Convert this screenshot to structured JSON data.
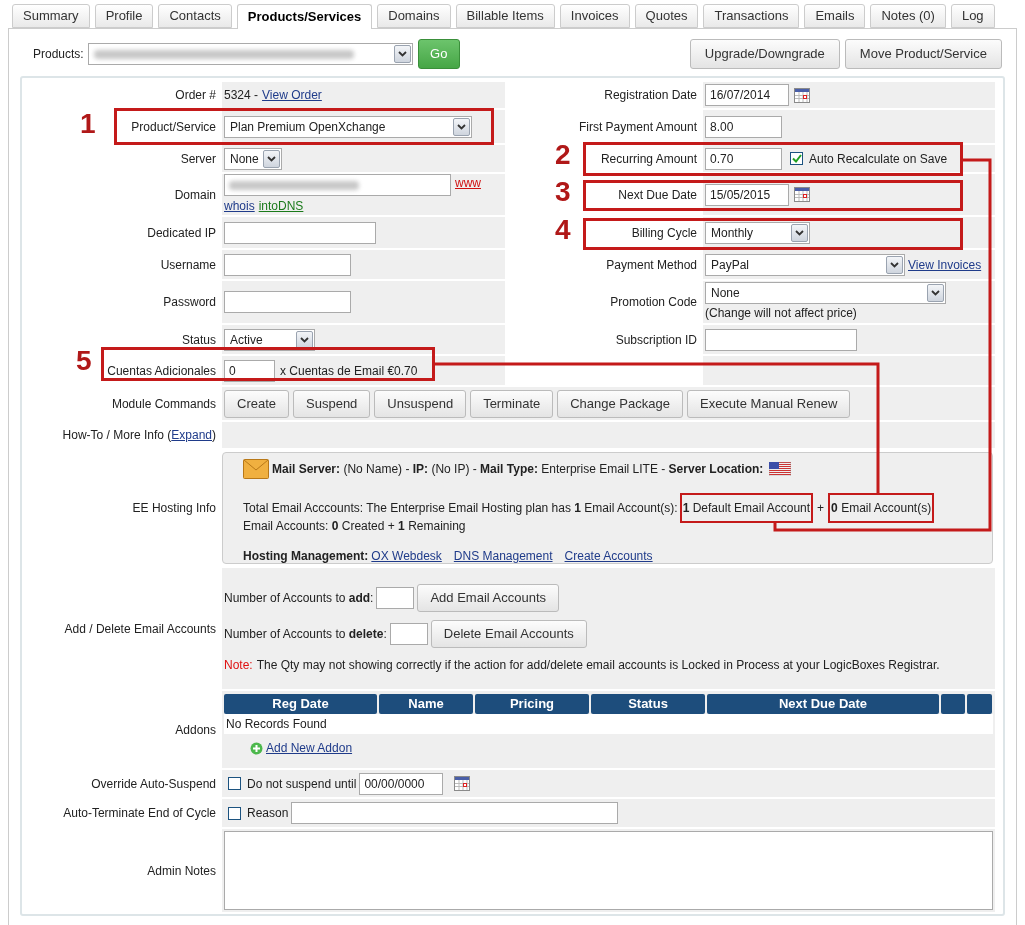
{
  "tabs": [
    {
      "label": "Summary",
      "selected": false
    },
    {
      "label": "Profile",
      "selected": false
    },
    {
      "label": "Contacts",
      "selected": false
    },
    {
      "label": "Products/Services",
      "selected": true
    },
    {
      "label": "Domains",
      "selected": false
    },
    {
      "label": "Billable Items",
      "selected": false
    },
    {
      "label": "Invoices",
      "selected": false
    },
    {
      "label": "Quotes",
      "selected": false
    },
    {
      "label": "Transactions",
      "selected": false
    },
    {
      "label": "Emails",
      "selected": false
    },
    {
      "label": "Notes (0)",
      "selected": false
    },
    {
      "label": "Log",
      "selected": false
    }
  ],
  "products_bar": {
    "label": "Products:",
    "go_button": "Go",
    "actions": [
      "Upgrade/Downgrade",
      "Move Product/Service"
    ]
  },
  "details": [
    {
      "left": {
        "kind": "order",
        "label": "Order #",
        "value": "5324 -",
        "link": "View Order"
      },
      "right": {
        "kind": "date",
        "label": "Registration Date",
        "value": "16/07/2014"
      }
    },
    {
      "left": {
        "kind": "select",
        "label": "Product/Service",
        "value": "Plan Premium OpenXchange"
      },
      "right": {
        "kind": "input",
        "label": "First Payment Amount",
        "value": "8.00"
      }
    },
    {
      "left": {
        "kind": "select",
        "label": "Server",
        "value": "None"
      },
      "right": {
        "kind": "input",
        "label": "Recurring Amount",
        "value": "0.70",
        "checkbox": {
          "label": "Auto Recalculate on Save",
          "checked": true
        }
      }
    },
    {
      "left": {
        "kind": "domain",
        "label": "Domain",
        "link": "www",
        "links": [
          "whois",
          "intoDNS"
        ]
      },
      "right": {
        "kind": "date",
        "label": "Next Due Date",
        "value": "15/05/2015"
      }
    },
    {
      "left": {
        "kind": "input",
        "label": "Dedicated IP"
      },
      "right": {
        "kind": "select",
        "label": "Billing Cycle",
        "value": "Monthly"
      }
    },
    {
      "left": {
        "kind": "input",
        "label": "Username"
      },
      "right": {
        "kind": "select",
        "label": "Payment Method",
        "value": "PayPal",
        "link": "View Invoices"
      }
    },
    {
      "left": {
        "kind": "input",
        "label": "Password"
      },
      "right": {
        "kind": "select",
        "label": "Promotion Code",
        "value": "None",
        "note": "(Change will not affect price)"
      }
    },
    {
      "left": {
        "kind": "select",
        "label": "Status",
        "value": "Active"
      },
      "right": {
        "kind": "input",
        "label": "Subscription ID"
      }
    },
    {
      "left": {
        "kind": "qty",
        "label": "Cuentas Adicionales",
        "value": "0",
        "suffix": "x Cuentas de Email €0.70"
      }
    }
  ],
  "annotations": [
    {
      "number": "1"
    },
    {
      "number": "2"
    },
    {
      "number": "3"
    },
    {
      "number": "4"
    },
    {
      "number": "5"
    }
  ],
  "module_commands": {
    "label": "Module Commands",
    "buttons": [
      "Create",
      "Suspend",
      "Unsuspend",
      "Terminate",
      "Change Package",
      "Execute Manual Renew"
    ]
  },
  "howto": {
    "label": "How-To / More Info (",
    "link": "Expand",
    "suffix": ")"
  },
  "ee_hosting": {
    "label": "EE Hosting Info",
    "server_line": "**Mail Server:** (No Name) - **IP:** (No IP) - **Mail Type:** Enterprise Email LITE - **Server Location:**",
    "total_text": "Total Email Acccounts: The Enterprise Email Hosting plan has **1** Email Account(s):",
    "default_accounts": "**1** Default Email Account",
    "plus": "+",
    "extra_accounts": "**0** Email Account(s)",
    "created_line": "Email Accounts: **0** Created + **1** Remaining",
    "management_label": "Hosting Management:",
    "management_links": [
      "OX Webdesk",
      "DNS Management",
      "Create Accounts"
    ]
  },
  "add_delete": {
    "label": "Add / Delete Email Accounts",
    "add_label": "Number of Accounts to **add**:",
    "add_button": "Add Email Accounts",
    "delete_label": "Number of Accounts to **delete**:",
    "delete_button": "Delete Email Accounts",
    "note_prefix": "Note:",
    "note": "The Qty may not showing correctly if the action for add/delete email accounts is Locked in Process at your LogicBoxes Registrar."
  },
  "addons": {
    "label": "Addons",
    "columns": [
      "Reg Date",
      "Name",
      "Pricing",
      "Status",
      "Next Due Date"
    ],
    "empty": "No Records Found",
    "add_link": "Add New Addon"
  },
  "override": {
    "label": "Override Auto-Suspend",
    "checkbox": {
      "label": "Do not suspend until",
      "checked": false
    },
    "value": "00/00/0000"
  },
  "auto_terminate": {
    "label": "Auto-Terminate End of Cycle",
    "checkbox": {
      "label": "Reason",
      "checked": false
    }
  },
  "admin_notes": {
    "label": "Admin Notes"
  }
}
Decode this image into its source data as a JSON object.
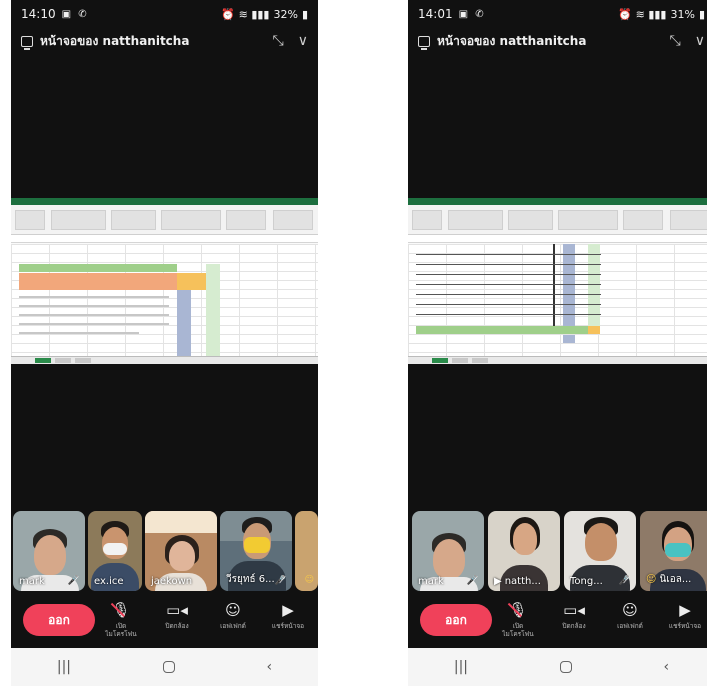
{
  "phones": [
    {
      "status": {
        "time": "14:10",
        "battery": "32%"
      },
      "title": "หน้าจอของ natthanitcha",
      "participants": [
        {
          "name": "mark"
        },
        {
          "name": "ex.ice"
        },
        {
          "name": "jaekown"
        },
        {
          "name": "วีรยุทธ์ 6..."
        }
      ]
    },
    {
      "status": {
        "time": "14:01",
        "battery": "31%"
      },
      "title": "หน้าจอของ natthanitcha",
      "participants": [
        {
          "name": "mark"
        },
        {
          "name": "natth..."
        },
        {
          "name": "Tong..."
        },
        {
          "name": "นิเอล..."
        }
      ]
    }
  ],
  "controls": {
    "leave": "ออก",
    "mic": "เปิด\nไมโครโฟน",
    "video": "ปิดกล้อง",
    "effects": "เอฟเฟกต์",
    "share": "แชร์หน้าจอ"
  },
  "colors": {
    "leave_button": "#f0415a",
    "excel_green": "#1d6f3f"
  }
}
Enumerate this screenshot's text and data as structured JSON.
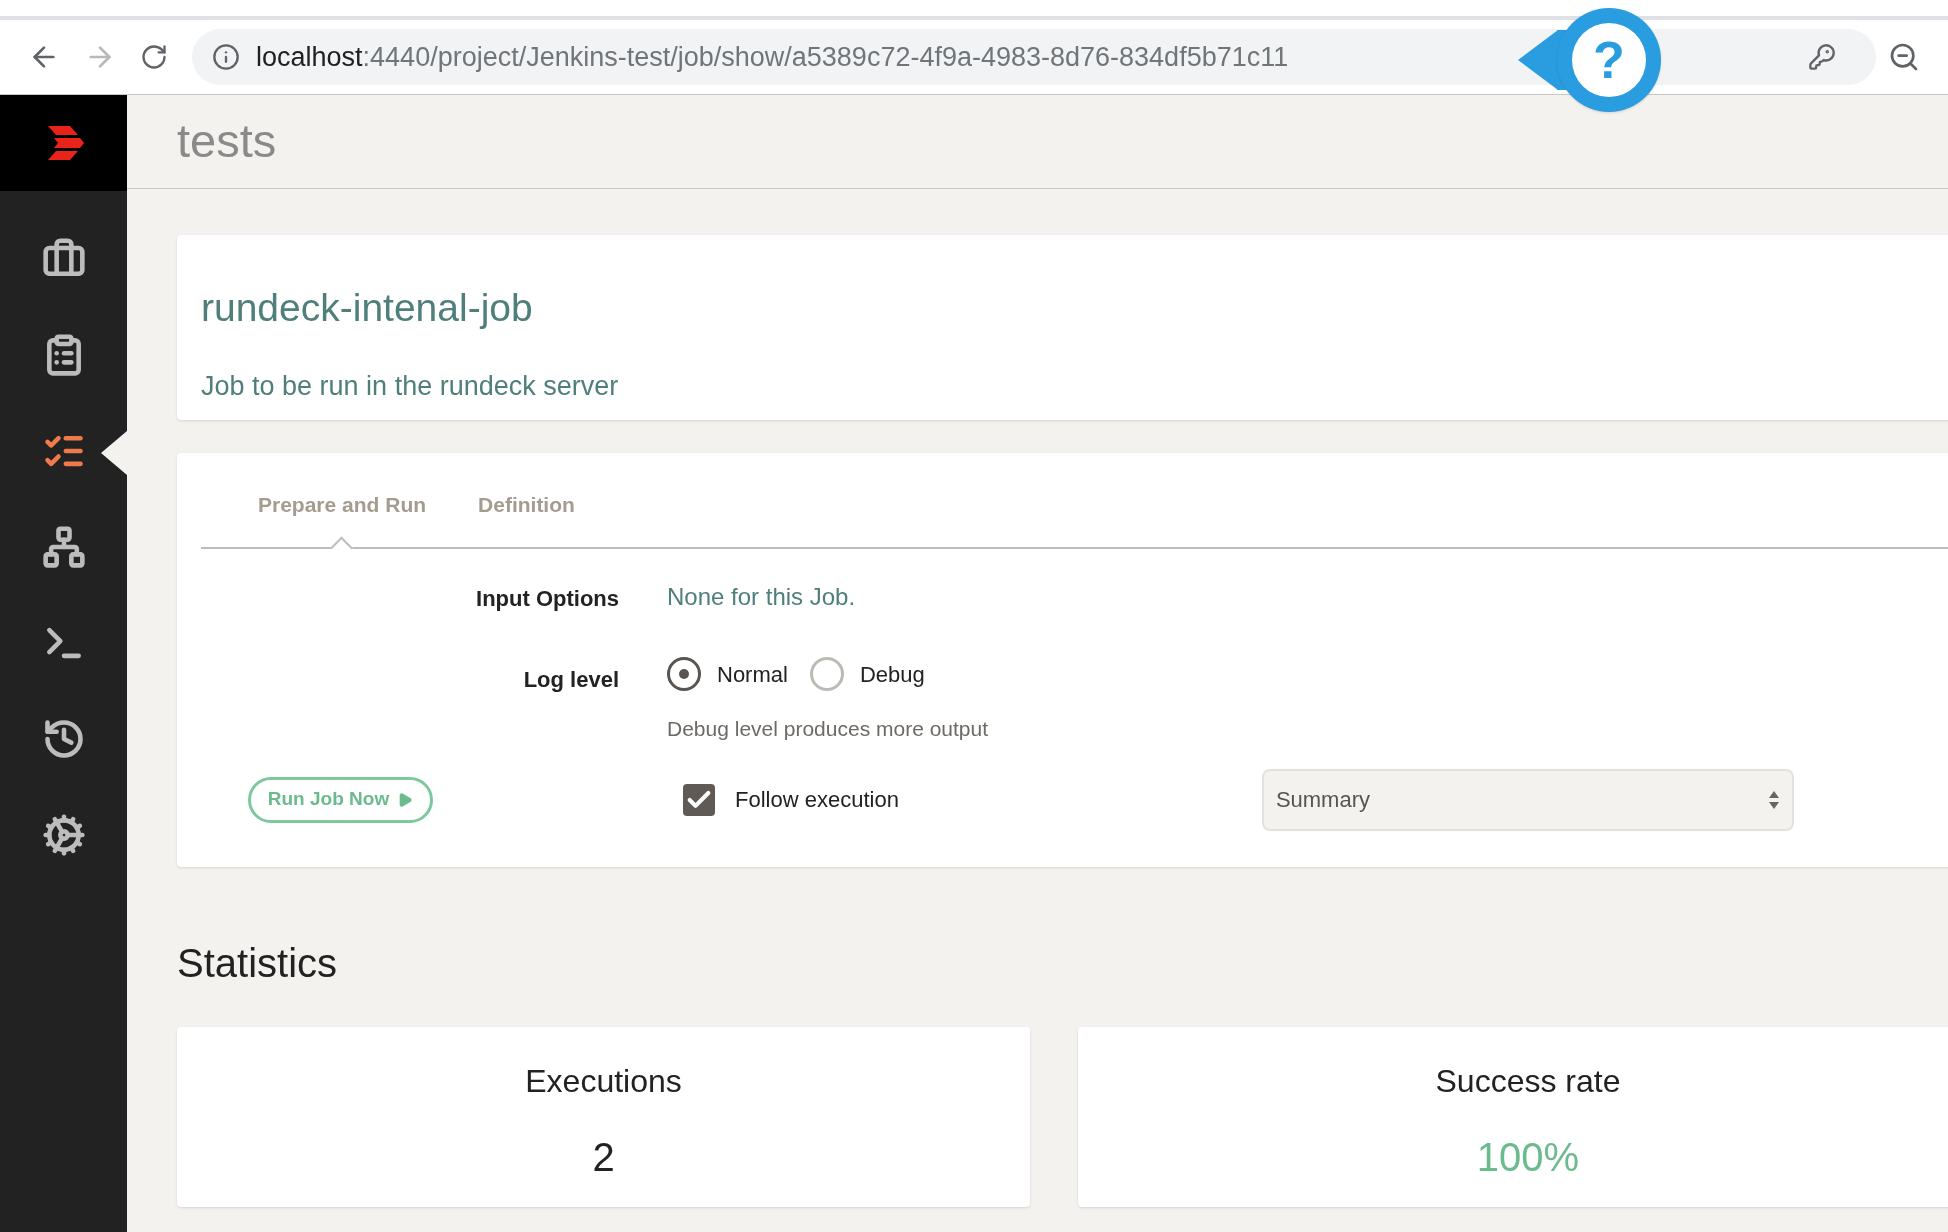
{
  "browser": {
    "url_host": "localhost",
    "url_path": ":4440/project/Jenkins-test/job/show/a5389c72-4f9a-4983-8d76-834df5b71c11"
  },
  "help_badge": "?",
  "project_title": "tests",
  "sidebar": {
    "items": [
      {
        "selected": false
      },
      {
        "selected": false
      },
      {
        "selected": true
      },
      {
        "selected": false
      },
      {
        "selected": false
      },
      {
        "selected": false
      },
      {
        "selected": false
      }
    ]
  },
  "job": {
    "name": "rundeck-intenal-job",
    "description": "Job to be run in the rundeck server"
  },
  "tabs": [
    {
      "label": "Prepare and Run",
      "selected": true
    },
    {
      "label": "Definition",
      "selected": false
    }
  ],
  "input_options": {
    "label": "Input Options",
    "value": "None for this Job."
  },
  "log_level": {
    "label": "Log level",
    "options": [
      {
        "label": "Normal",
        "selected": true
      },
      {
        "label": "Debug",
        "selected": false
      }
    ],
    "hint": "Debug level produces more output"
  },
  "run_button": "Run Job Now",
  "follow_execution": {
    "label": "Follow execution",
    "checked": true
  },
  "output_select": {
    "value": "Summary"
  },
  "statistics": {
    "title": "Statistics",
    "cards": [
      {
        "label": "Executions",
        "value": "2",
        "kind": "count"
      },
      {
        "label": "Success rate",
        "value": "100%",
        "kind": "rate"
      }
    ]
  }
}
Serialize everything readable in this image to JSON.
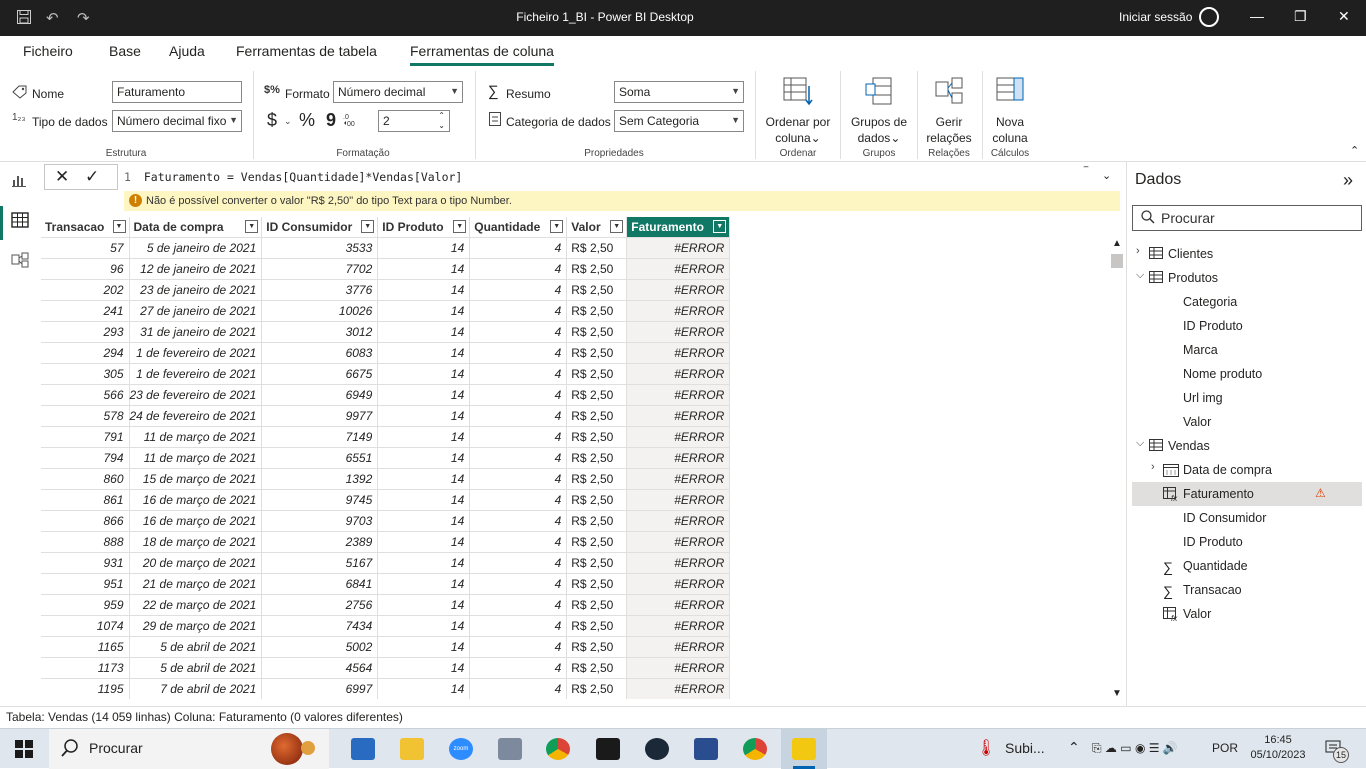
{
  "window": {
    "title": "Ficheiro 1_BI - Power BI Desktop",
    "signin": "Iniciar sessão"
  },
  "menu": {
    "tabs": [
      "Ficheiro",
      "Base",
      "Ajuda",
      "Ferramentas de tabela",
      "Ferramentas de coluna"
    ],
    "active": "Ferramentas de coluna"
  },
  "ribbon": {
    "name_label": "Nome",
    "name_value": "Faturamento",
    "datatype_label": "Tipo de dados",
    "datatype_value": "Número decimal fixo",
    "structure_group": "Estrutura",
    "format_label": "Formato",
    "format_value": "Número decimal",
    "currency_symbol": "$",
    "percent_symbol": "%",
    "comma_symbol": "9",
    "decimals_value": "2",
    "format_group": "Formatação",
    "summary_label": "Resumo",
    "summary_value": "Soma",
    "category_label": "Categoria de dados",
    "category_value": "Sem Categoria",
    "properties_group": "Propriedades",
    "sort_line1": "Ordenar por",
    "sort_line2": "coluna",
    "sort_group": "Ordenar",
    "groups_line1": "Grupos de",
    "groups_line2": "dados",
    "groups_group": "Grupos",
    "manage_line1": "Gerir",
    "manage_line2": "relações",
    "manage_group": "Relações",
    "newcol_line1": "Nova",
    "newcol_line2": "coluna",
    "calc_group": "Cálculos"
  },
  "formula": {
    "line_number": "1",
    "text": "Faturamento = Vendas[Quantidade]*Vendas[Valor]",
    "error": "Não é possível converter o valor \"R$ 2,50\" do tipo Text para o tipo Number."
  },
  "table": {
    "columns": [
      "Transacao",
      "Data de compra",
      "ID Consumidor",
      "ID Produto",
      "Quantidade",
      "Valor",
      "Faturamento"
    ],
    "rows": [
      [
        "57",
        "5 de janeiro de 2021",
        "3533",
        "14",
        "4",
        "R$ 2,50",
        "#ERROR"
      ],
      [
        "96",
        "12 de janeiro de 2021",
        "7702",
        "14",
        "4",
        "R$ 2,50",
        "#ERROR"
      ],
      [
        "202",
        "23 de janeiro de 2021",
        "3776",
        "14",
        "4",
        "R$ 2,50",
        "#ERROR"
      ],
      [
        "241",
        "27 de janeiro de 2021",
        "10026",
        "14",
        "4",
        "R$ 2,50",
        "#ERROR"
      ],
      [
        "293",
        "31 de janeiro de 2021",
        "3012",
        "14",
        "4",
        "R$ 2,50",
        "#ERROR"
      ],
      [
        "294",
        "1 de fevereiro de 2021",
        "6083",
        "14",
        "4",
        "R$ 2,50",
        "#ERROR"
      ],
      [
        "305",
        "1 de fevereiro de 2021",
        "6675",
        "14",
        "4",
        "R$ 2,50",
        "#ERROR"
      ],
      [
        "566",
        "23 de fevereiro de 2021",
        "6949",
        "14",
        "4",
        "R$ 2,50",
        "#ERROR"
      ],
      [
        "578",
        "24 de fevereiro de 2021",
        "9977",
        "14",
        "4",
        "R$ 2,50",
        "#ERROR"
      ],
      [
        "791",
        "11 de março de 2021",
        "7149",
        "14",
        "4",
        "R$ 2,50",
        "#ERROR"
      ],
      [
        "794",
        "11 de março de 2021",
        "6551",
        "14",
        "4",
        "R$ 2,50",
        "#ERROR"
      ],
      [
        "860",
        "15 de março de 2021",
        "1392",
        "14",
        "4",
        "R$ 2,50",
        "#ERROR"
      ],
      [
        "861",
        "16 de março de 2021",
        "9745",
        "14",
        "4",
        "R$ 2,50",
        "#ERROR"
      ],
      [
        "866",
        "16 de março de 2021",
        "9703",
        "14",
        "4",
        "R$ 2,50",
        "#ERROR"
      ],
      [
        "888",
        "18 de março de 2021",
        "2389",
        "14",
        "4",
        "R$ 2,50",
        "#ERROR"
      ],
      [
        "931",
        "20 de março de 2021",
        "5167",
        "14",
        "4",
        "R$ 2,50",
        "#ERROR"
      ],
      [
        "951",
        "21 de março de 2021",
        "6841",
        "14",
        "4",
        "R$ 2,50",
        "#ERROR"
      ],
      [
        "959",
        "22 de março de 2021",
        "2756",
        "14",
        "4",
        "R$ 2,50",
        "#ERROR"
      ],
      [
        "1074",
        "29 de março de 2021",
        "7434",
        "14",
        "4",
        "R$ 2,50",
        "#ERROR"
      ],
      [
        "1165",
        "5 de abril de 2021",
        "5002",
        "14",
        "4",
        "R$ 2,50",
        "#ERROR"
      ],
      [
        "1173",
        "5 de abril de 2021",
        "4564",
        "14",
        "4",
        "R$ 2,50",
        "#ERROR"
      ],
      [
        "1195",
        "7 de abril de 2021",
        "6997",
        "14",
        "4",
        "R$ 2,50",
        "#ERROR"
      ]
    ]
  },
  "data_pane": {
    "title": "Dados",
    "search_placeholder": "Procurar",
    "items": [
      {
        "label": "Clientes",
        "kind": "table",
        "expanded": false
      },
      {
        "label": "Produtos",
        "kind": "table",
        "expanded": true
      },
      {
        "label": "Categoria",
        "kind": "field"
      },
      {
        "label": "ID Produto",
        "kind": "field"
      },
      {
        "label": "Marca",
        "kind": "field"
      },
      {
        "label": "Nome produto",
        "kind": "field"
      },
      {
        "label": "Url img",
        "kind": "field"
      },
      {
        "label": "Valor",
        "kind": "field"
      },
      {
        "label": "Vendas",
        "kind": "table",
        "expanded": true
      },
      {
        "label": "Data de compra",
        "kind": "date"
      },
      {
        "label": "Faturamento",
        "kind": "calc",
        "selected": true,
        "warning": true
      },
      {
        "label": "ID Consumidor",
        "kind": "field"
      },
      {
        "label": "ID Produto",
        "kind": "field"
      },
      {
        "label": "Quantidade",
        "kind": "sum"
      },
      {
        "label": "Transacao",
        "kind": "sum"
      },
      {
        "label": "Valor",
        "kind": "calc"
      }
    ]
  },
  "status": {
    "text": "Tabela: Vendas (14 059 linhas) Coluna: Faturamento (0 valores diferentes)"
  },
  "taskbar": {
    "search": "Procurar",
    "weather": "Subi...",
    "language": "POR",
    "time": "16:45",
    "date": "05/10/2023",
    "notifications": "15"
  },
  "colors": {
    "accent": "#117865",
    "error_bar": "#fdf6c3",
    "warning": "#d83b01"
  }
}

※

Exercise instructions: Search the data above for the string "image" and return every line that has it.

Written reply:
Decode this image into its source data as a JSON object.
Serialize everything readable in this image to JSON.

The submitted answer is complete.